[INSTRUCTIONS TO FOLLOW]
Reply with one number: the count of lines in the listing that contain the string "text".

Stored dataset items
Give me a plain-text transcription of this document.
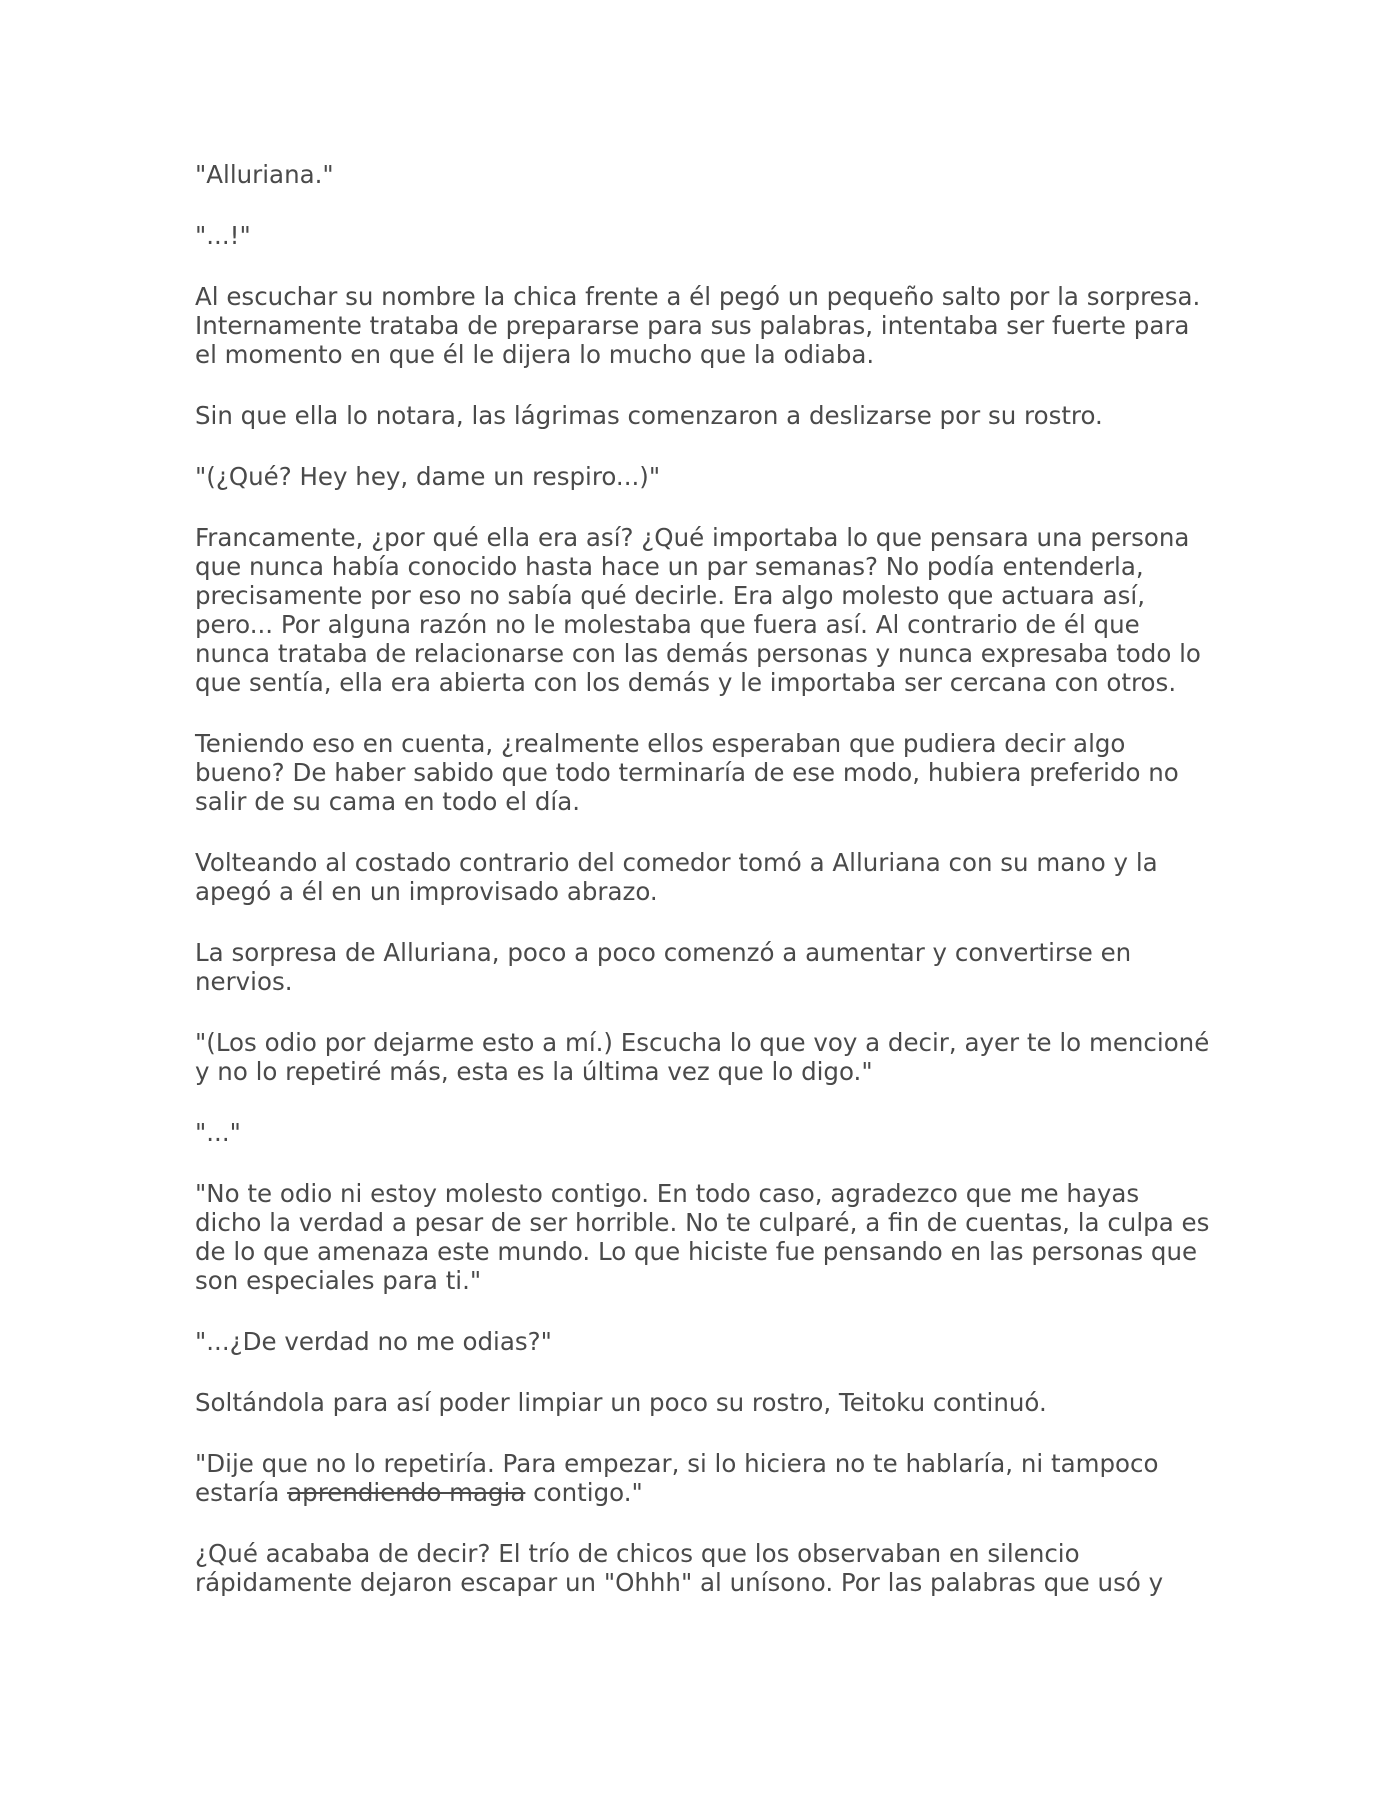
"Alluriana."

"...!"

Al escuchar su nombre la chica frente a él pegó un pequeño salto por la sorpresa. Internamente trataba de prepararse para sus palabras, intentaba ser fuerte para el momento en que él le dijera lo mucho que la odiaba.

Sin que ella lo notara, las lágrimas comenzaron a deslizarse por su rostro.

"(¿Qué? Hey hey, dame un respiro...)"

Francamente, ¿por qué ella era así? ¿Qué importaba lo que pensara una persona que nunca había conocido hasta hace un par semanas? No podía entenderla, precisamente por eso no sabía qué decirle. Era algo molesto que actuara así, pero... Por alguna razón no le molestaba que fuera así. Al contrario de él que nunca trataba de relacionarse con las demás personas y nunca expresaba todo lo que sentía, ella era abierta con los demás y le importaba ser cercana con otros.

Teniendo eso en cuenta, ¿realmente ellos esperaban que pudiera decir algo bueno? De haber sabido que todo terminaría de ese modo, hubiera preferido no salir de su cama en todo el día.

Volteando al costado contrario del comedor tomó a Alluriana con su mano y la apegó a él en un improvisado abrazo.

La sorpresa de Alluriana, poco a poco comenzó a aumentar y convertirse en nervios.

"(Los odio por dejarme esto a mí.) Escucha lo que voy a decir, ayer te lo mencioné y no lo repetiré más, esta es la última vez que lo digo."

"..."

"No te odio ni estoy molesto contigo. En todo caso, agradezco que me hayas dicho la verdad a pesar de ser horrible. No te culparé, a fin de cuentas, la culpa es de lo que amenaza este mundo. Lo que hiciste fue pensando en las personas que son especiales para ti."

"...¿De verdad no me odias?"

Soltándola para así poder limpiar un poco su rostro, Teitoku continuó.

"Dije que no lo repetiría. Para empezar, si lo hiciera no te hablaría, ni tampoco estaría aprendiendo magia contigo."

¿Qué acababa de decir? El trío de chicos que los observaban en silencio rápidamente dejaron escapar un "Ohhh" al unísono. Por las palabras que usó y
==
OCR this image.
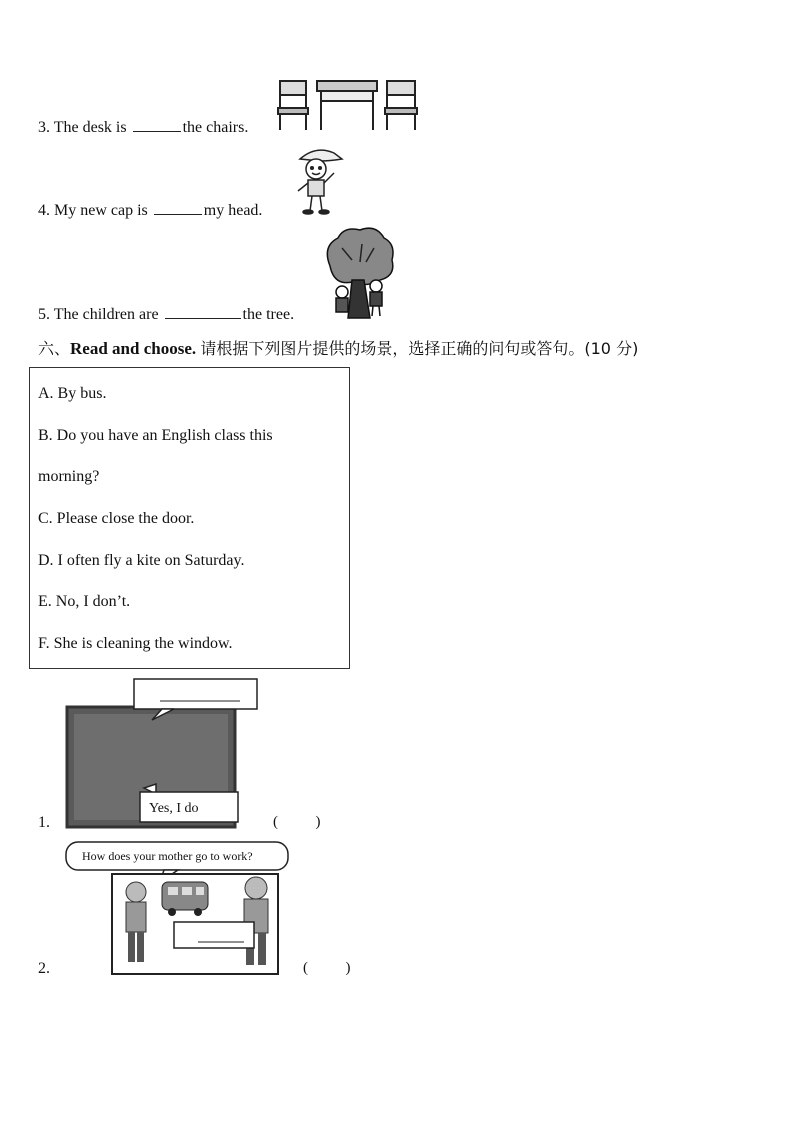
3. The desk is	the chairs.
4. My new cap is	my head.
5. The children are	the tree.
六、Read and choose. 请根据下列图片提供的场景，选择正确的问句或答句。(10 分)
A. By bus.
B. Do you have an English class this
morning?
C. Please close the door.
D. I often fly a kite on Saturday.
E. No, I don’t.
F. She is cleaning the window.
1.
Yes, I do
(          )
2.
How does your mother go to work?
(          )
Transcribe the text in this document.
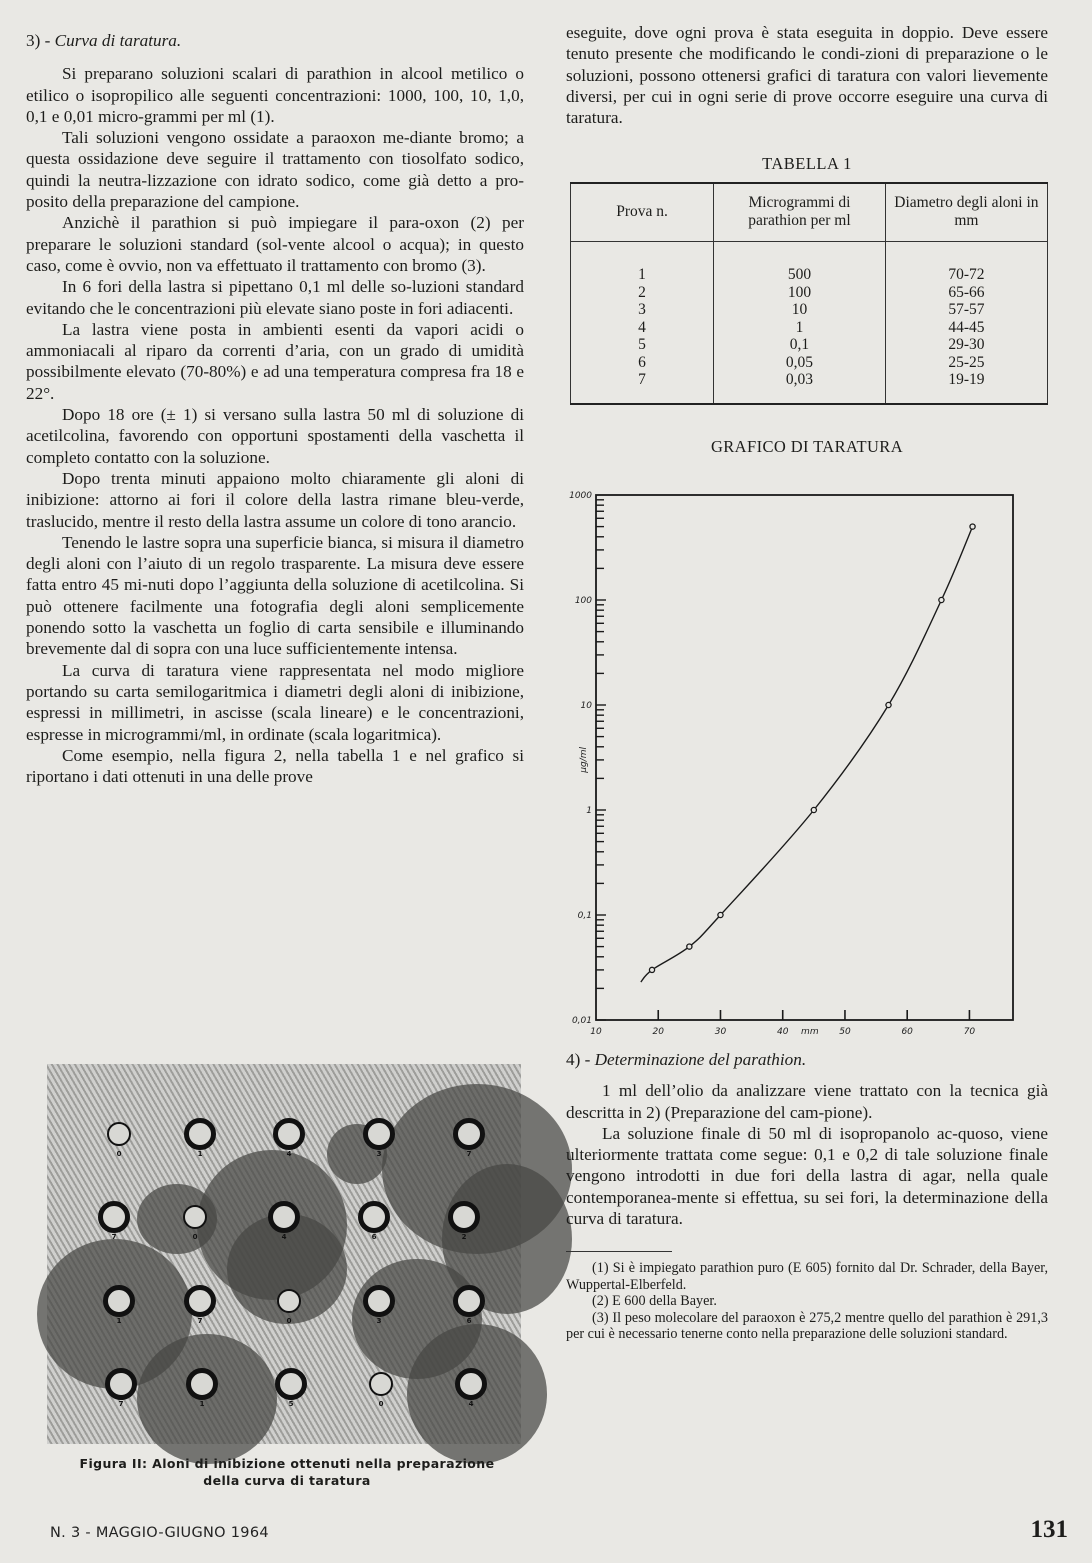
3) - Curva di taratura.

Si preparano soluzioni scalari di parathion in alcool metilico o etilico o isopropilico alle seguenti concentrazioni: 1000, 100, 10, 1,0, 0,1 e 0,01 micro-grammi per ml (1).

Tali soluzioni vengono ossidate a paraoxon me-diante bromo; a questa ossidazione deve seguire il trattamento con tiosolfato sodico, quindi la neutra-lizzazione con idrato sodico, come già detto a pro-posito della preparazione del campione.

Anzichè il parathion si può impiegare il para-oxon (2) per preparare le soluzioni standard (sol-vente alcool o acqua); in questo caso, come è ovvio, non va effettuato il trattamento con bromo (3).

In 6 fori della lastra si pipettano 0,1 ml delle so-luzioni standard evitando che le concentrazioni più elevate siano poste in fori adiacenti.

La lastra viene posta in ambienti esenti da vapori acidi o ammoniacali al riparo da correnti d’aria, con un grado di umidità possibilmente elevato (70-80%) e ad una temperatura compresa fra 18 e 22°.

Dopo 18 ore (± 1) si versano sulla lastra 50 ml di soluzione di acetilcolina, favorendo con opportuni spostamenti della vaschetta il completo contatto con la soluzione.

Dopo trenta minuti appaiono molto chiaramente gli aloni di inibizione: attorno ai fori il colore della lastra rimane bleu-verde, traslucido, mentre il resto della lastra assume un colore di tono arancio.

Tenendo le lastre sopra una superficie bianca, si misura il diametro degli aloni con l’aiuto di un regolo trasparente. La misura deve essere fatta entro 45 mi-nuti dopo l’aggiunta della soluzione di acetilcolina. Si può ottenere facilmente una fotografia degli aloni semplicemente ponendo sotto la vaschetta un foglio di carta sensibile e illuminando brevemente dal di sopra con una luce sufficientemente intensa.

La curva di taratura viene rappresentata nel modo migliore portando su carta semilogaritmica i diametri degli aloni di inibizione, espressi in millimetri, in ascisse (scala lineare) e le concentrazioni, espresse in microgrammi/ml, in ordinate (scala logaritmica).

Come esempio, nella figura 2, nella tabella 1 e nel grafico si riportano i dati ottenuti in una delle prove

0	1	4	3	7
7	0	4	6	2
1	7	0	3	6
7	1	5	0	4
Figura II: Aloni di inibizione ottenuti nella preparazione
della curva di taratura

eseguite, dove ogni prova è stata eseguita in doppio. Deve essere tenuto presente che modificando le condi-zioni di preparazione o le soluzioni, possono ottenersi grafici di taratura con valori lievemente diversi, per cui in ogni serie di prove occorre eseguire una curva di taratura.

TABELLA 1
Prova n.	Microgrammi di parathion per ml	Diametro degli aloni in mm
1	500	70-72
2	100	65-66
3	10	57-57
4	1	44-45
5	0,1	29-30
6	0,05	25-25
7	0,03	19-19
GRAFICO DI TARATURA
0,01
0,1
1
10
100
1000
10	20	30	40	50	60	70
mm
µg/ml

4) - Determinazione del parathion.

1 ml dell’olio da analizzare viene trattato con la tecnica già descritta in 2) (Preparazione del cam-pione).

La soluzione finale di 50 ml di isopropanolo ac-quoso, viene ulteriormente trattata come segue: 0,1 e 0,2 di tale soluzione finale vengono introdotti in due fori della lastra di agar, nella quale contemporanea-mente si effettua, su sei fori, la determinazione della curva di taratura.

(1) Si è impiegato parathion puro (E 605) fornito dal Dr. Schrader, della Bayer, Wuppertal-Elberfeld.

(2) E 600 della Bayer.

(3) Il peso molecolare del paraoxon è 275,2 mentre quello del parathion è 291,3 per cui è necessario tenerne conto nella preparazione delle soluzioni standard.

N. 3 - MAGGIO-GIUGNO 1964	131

[RESULT OF THE EXERCISE]
2